Give the number of lines containing the word "name" and nothing more.

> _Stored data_
^^^^

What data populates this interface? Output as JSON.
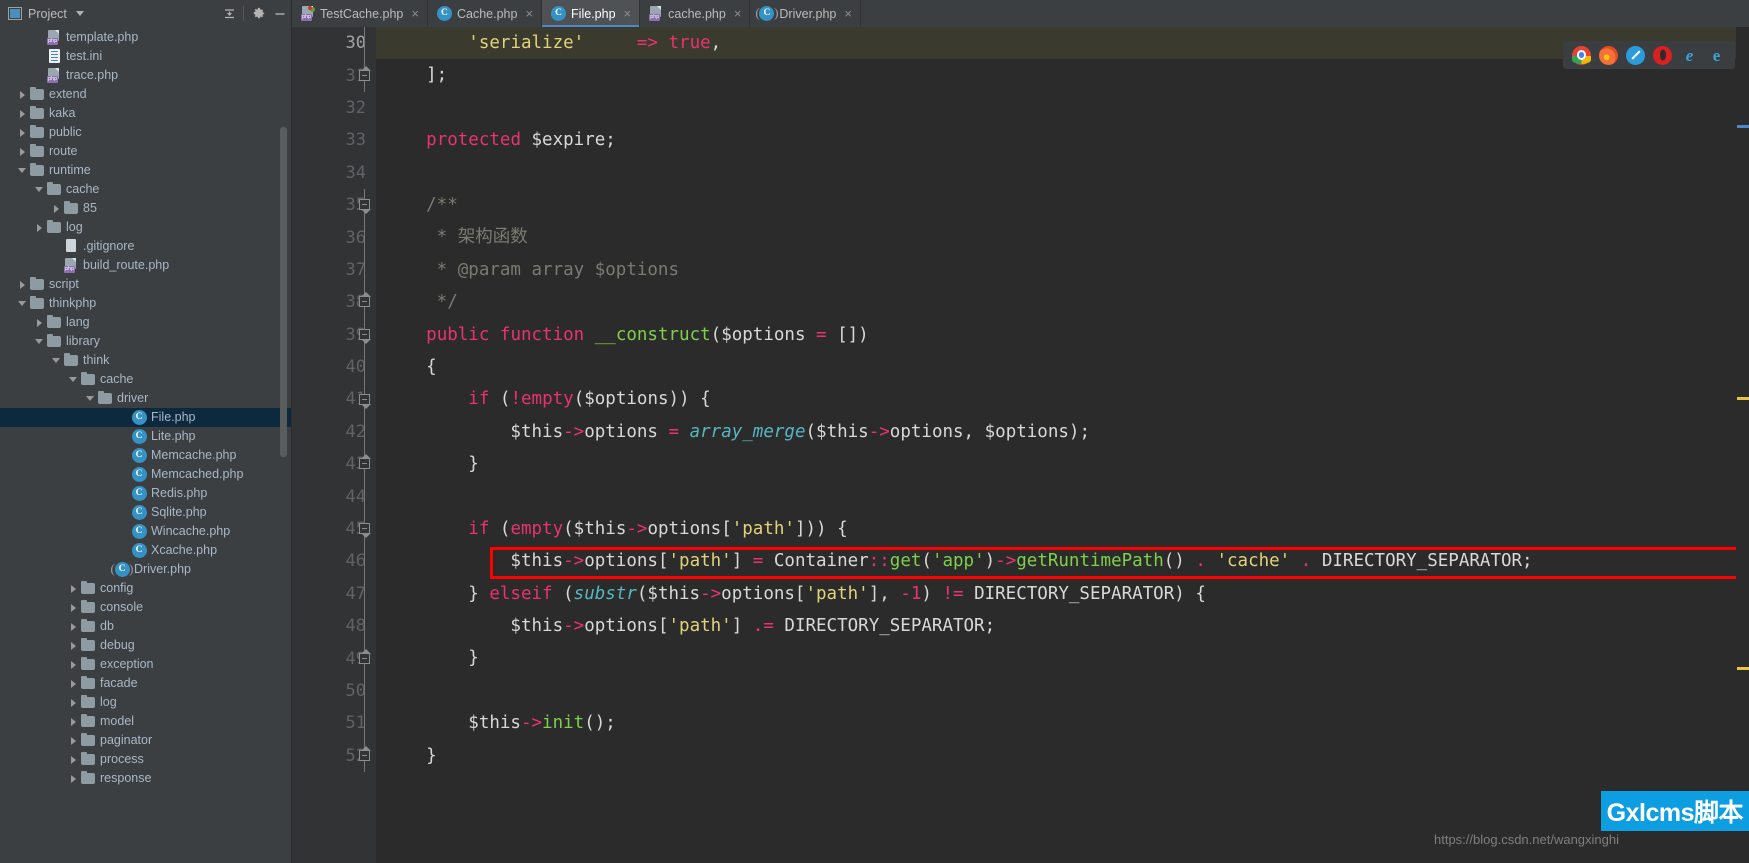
{
  "window": {
    "project_panel_title": "Project",
    "icons": {
      "project": "project-icon",
      "dropdown": "chevron-down-icon",
      "collapse_all": "collapse-all-icon",
      "settings": "gear-icon",
      "hide": "minimize-icon"
    }
  },
  "tabs": [
    {
      "label": "TestCache.php",
      "icon": "php-template-icon",
      "active": false,
      "close": "×"
    },
    {
      "label": "Cache.php",
      "icon": "php-class-icon",
      "active": false,
      "close": "×"
    },
    {
      "label": "File.php",
      "icon": "php-class-icon",
      "active": true,
      "close": "×"
    },
    {
      "label": "cache.php",
      "icon": "php-file-icon",
      "active": false,
      "close": "×"
    },
    {
      "label": "Driver.php",
      "icon": "php-abstract-class-icon",
      "active": false,
      "close": "×"
    }
  ],
  "sidebar": {
    "nodes": [
      {
        "label": "template.php",
        "indent": 2,
        "twisty": "none",
        "icon": "php-file-icon",
        "selected": false
      },
      {
        "label": "test.ini",
        "indent": 2,
        "twisty": "none",
        "icon": "ini-file-icon",
        "selected": false
      },
      {
        "label": "trace.php",
        "indent": 2,
        "twisty": "none",
        "icon": "php-file-icon",
        "selected": false
      },
      {
        "label": "extend",
        "indent": 1,
        "twisty": "collapsed",
        "icon": "folder-icon",
        "selected": false
      },
      {
        "label": "kaka",
        "indent": 1,
        "twisty": "collapsed",
        "icon": "folder-icon",
        "selected": false
      },
      {
        "label": "public",
        "indent": 1,
        "twisty": "collapsed",
        "icon": "folder-icon",
        "selected": false
      },
      {
        "label": "route",
        "indent": 1,
        "twisty": "collapsed",
        "icon": "folder-icon",
        "selected": false
      },
      {
        "label": "runtime",
        "indent": 1,
        "twisty": "expanded",
        "icon": "folder-icon",
        "selected": false
      },
      {
        "label": "cache",
        "indent": 2,
        "twisty": "expanded",
        "icon": "folder-icon",
        "selected": false
      },
      {
        "label": "85",
        "indent": 3,
        "twisty": "collapsed",
        "icon": "folder-icon",
        "selected": false
      },
      {
        "label": "log",
        "indent": 2,
        "twisty": "collapsed",
        "icon": "folder-icon",
        "selected": false
      },
      {
        "label": ".gitignore",
        "indent": 3,
        "twisty": "none",
        "icon": "text-file-icon",
        "selected": false
      },
      {
        "label": "build_route.php",
        "indent": 3,
        "twisty": "none",
        "icon": "php-file-icon",
        "selected": false
      },
      {
        "label": "script",
        "indent": 1,
        "twisty": "collapsed",
        "icon": "folder-icon",
        "selected": false
      },
      {
        "label": "thinkphp",
        "indent": 1,
        "twisty": "expanded",
        "icon": "folder-icon",
        "selected": false
      },
      {
        "label": "lang",
        "indent": 2,
        "twisty": "collapsed",
        "icon": "folder-icon",
        "selected": false
      },
      {
        "label": "library",
        "indent": 2,
        "twisty": "expanded",
        "icon": "folder-icon",
        "selected": false
      },
      {
        "label": "think",
        "indent": 3,
        "twisty": "expanded",
        "icon": "folder-icon",
        "selected": false
      },
      {
        "label": "cache",
        "indent": 4,
        "twisty": "expanded",
        "icon": "folder-icon",
        "selected": false
      },
      {
        "label": "driver",
        "indent": 5,
        "twisty": "expanded",
        "icon": "folder-icon",
        "selected": false
      },
      {
        "label": "File.php",
        "indent": 7,
        "twisty": "none",
        "icon": "php-class-icon",
        "selected": true
      },
      {
        "label": "Lite.php",
        "indent": 7,
        "twisty": "none",
        "icon": "php-class-icon",
        "selected": false
      },
      {
        "label": "Memcache.php",
        "indent": 7,
        "twisty": "none",
        "icon": "php-class-icon",
        "selected": false
      },
      {
        "label": "Memcached.php",
        "indent": 7,
        "twisty": "none",
        "icon": "php-class-icon",
        "selected": false
      },
      {
        "label": "Redis.php",
        "indent": 7,
        "twisty": "none",
        "icon": "php-class-icon",
        "selected": false
      },
      {
        "label": "Sqlite.php",
        "indent": 7,
        "twisty": "none",
        "icon": "php-class-icon",
        "selected": false
      },
      {
        "label": "Wincache.php",
        "indent": 7,
        "twisty": "none",
        "icon": "php-class-icon",
        "selected": false
      },
      {
        "label": "Xcache.php",
        "indent": 7,
        "twisty": "none",
        "icon": "php-class-icon",
        "selected": false
      },
      {
        "label": "Driver.php",
        "indent": 6,
        "twisty": "none",
        "icon": "php-abstract-class-icon",
        "selected": false
      },
      {
        "label": "config",
        "indent": 4,
        "twisty": "collapsed",
        "icon": "folder-icon",
        "selected": false
      },
      {
        "label": "console",
        "indent": 4,
        "twisty": "collapsed",
        "icon": "folder-icon",
        "selected": false
      },
      {
        "label": "db",
        "indent": 4,
        "twisty": "collapsed",
        "icon": "folder-icon",
        "selected": false
      },
      {
        "label": "debug",
        "indent": 4,
        "twisty": "collapsed",
        "icon": "folder-icon",
        "selected": false
      },
      {
        "label": "exception",
        "indent": 4,
        "twisty": "collapsed",
        "icon": "folder-icon",
        "selected": false
      },
      {
        "label": "facade",
        "indent": 4,
        "twisty": "collapsed",
        "icon": "folder-icon",
        "selected": false
      },
      {
        "label": "log",
        "indent": 4,
        "twisty": "collapsed",
        "icon": "folder-icon",
        "selected": false
      },
      {
        "label": "model",
        "indent": 4,
        "twisty": "collapsed",
        "icon": "folder-icon",
        "selected": false
      },
      {
        "label": "paginator",
        "indent": 4,
        "twisty": "collapsed",
        "icon": "folder-icon",
        "selected": false
      },
      {
        "label": "process",
        "indent": 4,
        "twisty": "collapsed",
        "icon": "folder-icon",
        "selected": false
      },
      {
        "label": "response",
        "indent": 4,
        "twisty": "collapsed",
        "icon": "folder-icon",
        "selected": false
      }
    ]
  },
  "editor": {
    "first_line": 30,
    "current_line": 30,
    "lines": [
      {
        "num": "30",
        "fold": "none",
        "highlight": true,
        "tokens": [
          {
            "t": "        ",
            "c": "plain"
          },
          {
            "t": "'serialize'",
            "c": "str"
          },
          {
            "t": "     ",
            "c": "plain"
          },
          {
            "t": "=>",
            "c": "op"
          },
          {
            "t": " ",
            "c": "plain"
          },
          {
            "t": "true",
            "c": "kw"
          },
          {
            "t": ",",
            "c": "plain"
          }
        ]
      },
      {
        "num": "31",
        "fold": "end",
        "highlight": false,
        "tokens": [
          {
            "t": "    ];",
            "c": "plain"
          }
        ]
      },
      {
        "num": "32",
        "fold": "none",
        "highlight": false,
        "tokens": [
          {
            "t": "",
            "c": "plain"
          }
        ]
      },
      {
        "num": "33",
        "fold": "none",
        "highlight": false,
        "tokens": [
          {
            "t": "    ",
            "c": "plain"
          },
          {
            "t": "protected",
            "c": "kw"
          },
          {
            "t": " $expire;",
            "c": "plain"
          }
        ]
      },
      {
        "num": "34",
        "fold": "none",
        "highlight": false,
        "tokens": [
          {
            "t": "",
            "c": "plain"
          }
        ]
      },
      {
        "num": "35",
        "fold": "start",
        "highlight": false,
        "tokens": [
          {
            "t": "    /**",
            "c": "cmt"
          }
        ]
      },
      {
        "num": "36",
        "fold": "none",
        "highlight": false,
        "tokens": [
          {
            "t": "     * 架构函数",
            "c": "cmt"
          }
        ]
      },
      {
        "num": "37",
        "fold": "none",
        "highlight": false,
        "tokens": [
          {
            "t": "     * @param array $options",
            "c": "cmt"
          }
        ]
      },
      {
        "num": "38",
        "fold": "end",
        "highlight": false,
        "tokens": [
          {
            "t": "     */",
            "c": "cmt"
          }
        ]
      },
      {
        "num": "39",
        "fold": "start",
        "highlight": false,
        "tokens": [
          {
            "t": "    ",
            "c": "plain"
          },
          {
            "t": "public function",
            "c": "kw"
          },
          {
            "t": " ",
            "c": "plain"
          },
          {
            "t": "__construct",
            "c": "greenfn"
          },
          {
            "t": "($options ",
            "c": "plain"
          },
          {
            "t": "=",
            "c": "op"
          },
          {
            "t": " [])",
            "c": "plain"
          }
        ]
      },
      {
        "num": "40",
        "fold": "none",
        "highlight": false,
        "tokens": [
          {
            "t": "    {",
            "c": "plain"
          }
        ]
      },
      {
        "num": "41",
        "fold": "start",
        "highlight": false,
        "tokens": [
          {
            "t": "        ",
            "c": "plain"
          },
          {
            "t": "if",
            "c": "kw"
          },
          {
            "t": " (",
            "c": "plain"
          },
          {
            "t": "!",
            "c": "op"
          },
          {
            "t": "empty",
            "c": "kw"
          },
          {
            "t": "($options)) {",
            "c": "plain"
          }
        ]
      },
      {
        "num": "42",
        "fold": "none",
        "highlight": false,
        "tokens": [
          {
            "t": "            $this",
            "c": "plain"
          },
          {
            "t": "->",
            "c": "arrow"
          },
          {
            "t": "options ",
            "c": "plain"
          },
          {
            "t": "=",
            "c": "op"
          },
          {
            "t": " ",
            "c": "plain"
          },
          {
            "t": "array_merge",
            "c": "fn"
          },
          {
            "t": "($this",
            "c": "plain"
          },
          {
            "t": "->",
            "c": "arrow"
          },
          {
            "t": "options, $options);",
            "c": "plain"
          }
        ]
      },
      {
        "num": "43",
        "fold": "end",
        "highlight": false,
        "tokens": [
          {
            "t": "        }",
            "c": "plain"
          }
        ]
      },
      {
        "num": "44",
        "fold": "none",
        "highlight": false,
        "tokens": [
          {
            "t": "",
            "c": "plain"
          }
        ]
      },
      {
        "num": "45",
        "fold": "start",
        "highlight": false,
        "tokens": [
          {
            "t": "        ",
            "c": "plain"
          },
          {
            "t": "if",
            "c": "kw"
          },
          {
            "t": " (",
            "c": "plain"
          },
          {
            "t": "empty",
            "c": "kw"
          },
          {
            "t": "($this",
            "c": "plain"
          },
          {
            "t": "->",
            "c": "arrow"
          },
          {
            "t": "options[",
            "c": "plain"
          },
          {
            "t": "'path'",
            "c": "str"
          },
          {
            "t": "])) {",
            "c": "plain"
          }
        ]
      },
      {
        "num": "46",
        "fold": "none",
        "highlight": false,
        "boxed": true,
        "tokens": [
          {
            "t": "            $this",
            "c": "plain"
          },
          {
            "t": "->",
            "c": "arrow"
          },
          {
            "t": "options[",
            "c": "plain"
          },
          {
            "t": "'path'",
            "c": "str"
          },
          {
            "t": "] ",
            "c": "plain"
          },
          {
            "t": "=",
            "c": "op"
          },
          {
            "t": " Container",
            "c": "plain"
          },
          {
            "t": "::",
            "c": "op"
          },
          {
            "t": "get",
            "c": "greenfn"
          },
          {
            "t": "(",
            "c": "plain"
          },
          {
            "t": "'app'",
            "c": "greenfn"
          },
          {
            "t": ")",
            "c": "plain"
          },
          {
            "t": "->",
            "c": "arrow"
          },
          {
            "t": "getRuntimePath",
            "c": "greenfn"
          },
          {
            "t": "() ",
            "c": "plain"
          },
          {
            "t": ".",
            "c": "dot"
          },
          {
            "t": " ",
            "c": "plain"
          },
          {
            "t": "'cache'",
            "c": "str"
          },
          {
            "t": " ",
            "c": "plain"
          },
          {
            "t": ".",
            "c": "dot"
          },
          {
            "t": " DIRECTORY_SEPARATOR;",
            "c": "plain"
          }
        ]
      },
      {
        "num": "47",
        "fold": "none",
        "highlight": false,
        "tokens": [
          {
            "t": "        } ",
            "c": "plain"
          },
          {
            "t": "elseif",
            "c": "kw"
          },
          {
            "t": " (",
            "c": "plain"
          },
          {
            "t": "substr",
            "c": "fn"
          },
          {
            "t": "($this",
            "c": "plain"
          },
          {
            "t": "->",
            "c": "arrow"
          },
          {
            "t": "options[",
            "c": "plain"
          },
          {
            "t": "'path'",
            "c": "str"
          },
          {
            "t": "], ",
            "c": "plain"
          },
          {
            "t": "-1",
            "c": "num"
          },
          {
            "t": ") ",
            "c": "plain"
          },
          {
            "t": "!=",
            "c": "op"
          },
          {
            "t": " DIRECTORY_SEPARATOR) {",
            "c": "plain"
          }
        ]
      },
      {
        "num": "48",
        "fold": "none",
        "highlight": false,
        "tokens": [
          {
            "t": "            $this",
            "c": "plain"
          },
          {
            "t": "->",
            "c": "arrow"
          },
          {
            "t": "options[",
            "c": "plain"
          },
          {
            "t": "'path'",
            "c": "str"
          },
          {
            "t": "] ",
            "c": "plain"
          },
          {
            "t": ".=",
            "c": "op"
          },
          {
            "t": " DIRECTORY_SEPARATOR;",
            "c": "plain"
          }
        ]
      },
      {
        "num": "49",
        "fold": "end",
        "highlight": false,
        "tokens": [
          {
            "t": "        }",
            "c": "plain"
          }
        ]
      },
      {
        "num": "50",
        "fold": "none",
        "highlight": false,
        "tokens": [
          {
            "t": "",
            "c": "plain"
          }
        ]
      },
      {
        "num": "51",
        "fold": "none",
        "highlight": false,
        "tokens": [
          {
            "t": "        $this",
            "c": "plain"
          },
          {
            "t": "->",
            "c": "arrow"
          },
          {
            "t": "init",
            "c": "greenfn"
          },
          {
            "t": "();",
            "c": "plain"
          }
        ]
      },
      {
        "num": "52",
        "fold": "end",
        "highlight": false,
        "tokens": [
          {
            "t": "    }",
            "c": "plain"
          }
        ]
      }
    ]
  },
  "browser_strip": {
    "icons": [
      {
        "name": "chrome-icon",
        "glyph": ""
      },
      {
        "name": "firefox-icon",
        "glyph": ""
      },
      {
        "name": "safari-icon",
        "glyph": ""
      },
      {
        "name": "opera-icon",
        "glyph": ""
      },
      {
        "name": "ie-icon",
        "glyph": "e"
      },
      {
        "name": "edge-icon",
        "glyph": "e"
      }
    ]
  },
  "watermark": {
    "url": "https://blog.csdn.net/wangxinghi",
    "badge": "Gxlcms脚本"
  },
  "colors": {
    "accent": "#4a88c7",
    "selection": "#0d293e",
    "editor_bg": "#2b2b2b",
    "gutter_bg": "#313335",
    "panel_bg": "#3c3f41",
    "highlight_box": "#ff0000",
    "current_line": "#3a3a2e",
    "badge_bg": "#0d9ee2"
  }
}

^^^^

> _Solution for this problem_
6